What lines of the data hold the string "something"? Pull each one out.
:: Stored rows
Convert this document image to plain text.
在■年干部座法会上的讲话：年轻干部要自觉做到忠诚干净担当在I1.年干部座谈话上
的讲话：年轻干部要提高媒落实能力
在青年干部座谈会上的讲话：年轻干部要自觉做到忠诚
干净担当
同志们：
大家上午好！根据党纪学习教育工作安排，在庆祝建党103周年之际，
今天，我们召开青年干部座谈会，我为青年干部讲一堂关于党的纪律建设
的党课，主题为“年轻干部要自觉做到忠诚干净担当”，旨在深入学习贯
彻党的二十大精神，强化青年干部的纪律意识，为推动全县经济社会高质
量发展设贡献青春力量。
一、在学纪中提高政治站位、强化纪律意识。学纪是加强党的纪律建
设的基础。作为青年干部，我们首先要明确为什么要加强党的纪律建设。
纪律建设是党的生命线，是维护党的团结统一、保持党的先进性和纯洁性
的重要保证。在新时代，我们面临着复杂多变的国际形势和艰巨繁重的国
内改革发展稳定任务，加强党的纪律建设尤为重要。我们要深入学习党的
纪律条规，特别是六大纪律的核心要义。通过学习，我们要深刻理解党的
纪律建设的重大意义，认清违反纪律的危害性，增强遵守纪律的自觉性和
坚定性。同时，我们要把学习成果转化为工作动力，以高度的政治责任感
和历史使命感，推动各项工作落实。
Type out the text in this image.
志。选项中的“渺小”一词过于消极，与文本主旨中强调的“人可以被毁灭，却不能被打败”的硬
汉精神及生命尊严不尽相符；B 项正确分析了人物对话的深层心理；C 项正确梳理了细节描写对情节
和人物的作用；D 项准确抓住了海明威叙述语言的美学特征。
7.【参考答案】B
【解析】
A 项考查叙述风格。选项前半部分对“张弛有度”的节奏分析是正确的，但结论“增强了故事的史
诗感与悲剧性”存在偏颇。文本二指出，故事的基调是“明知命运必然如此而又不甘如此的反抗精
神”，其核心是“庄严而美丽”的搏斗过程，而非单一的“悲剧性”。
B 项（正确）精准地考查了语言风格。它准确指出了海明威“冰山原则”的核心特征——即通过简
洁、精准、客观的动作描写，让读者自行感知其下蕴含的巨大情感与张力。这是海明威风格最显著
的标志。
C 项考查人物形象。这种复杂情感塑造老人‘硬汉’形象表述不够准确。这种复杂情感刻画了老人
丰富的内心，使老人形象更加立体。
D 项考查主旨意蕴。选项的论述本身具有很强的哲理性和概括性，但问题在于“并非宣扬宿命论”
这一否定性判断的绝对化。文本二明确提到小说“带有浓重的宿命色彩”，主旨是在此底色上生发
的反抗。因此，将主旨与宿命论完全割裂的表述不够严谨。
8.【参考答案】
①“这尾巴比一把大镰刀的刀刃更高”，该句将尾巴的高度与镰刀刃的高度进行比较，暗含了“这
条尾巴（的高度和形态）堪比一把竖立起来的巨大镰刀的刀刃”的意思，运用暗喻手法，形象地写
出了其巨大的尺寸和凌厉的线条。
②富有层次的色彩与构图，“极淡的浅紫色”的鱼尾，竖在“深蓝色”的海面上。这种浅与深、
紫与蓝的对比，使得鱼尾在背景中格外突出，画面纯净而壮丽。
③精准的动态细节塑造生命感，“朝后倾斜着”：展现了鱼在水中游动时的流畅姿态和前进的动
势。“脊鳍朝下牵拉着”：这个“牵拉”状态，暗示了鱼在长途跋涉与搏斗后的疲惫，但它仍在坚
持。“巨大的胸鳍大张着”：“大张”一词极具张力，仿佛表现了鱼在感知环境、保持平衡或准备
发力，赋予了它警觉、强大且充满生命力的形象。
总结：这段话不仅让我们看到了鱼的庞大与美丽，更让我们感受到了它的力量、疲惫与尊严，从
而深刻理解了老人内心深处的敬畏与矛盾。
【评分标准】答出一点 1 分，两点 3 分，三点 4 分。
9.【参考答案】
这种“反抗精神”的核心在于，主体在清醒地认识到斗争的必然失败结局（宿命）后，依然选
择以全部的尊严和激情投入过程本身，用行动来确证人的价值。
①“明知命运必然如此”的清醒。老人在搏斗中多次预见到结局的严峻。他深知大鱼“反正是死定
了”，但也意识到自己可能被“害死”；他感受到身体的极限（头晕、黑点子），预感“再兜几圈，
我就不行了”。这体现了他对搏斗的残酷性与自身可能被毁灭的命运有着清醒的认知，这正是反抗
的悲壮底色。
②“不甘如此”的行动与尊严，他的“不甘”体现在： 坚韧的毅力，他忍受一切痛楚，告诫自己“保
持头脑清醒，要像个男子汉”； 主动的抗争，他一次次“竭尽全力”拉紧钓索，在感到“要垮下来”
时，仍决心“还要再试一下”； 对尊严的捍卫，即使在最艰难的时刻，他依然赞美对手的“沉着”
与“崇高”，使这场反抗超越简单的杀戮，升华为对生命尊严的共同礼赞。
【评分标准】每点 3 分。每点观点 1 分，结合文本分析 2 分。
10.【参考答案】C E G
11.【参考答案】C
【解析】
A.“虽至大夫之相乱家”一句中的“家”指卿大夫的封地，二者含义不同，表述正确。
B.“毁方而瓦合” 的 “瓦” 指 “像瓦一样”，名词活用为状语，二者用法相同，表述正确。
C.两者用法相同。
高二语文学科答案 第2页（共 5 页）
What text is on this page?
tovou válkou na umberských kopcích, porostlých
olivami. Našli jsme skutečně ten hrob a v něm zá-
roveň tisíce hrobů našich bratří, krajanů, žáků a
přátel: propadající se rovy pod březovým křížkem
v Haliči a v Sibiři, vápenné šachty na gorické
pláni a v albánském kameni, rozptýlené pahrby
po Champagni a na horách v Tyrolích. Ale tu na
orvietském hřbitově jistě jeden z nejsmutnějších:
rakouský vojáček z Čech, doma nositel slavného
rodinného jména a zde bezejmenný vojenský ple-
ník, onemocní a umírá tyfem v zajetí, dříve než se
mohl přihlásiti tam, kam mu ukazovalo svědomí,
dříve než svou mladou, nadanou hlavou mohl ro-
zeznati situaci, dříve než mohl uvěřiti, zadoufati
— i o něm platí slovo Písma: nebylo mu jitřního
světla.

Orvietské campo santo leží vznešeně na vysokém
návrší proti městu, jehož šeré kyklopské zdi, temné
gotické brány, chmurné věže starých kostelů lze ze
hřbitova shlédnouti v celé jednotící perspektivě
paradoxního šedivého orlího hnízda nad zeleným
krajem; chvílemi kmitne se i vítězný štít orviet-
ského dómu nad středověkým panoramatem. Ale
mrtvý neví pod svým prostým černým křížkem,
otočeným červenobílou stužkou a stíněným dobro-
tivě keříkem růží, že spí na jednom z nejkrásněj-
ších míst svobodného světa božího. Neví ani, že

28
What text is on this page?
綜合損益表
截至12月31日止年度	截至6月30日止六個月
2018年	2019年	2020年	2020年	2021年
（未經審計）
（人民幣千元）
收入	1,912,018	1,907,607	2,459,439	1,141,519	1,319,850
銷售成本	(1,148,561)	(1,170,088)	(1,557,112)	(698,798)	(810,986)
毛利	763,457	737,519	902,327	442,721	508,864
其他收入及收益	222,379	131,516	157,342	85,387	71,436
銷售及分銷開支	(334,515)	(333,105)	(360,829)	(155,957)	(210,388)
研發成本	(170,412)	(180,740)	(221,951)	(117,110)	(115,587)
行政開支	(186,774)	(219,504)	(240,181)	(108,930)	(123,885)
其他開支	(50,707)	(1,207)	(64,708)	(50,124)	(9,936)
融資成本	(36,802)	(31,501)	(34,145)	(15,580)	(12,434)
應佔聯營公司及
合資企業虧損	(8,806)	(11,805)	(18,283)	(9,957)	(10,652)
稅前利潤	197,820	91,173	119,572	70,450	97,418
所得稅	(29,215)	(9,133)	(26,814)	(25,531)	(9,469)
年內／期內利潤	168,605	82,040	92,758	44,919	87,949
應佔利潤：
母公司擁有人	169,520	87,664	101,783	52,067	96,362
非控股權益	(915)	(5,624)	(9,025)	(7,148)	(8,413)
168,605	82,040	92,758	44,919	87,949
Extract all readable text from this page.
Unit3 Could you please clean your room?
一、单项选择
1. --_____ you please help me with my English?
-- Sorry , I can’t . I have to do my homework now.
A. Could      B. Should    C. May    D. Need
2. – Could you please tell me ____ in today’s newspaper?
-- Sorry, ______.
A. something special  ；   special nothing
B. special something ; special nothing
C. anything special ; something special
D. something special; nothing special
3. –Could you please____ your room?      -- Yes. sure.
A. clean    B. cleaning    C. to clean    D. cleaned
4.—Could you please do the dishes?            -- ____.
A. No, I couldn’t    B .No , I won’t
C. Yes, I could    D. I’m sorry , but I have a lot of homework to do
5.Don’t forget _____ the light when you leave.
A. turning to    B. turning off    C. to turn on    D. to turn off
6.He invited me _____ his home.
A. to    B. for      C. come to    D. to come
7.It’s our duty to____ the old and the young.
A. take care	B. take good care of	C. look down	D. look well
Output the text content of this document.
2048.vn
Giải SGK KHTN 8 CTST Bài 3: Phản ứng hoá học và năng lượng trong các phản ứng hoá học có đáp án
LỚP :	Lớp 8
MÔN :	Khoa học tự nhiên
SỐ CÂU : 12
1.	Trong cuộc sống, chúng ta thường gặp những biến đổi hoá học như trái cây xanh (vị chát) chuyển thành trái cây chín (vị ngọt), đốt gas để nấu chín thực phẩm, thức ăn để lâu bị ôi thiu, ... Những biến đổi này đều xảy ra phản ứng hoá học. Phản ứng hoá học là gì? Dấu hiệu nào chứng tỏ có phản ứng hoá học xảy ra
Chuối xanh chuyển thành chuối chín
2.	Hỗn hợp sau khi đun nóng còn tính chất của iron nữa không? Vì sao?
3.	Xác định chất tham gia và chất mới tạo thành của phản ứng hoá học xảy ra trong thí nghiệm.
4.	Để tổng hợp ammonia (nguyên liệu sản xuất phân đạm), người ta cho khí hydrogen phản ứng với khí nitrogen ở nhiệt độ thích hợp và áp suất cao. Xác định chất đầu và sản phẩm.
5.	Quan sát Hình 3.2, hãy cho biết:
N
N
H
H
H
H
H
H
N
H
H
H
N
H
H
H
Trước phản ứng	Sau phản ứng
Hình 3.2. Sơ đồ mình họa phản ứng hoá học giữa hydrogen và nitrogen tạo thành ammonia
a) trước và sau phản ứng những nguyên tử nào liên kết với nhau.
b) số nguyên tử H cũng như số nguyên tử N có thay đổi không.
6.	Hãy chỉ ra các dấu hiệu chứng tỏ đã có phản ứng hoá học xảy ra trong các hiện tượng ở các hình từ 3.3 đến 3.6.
::::
### Output of the task
A. something special  ；   special nothing
B. special something ; special nothing
C. anything special ; something special
D. something special; nothing special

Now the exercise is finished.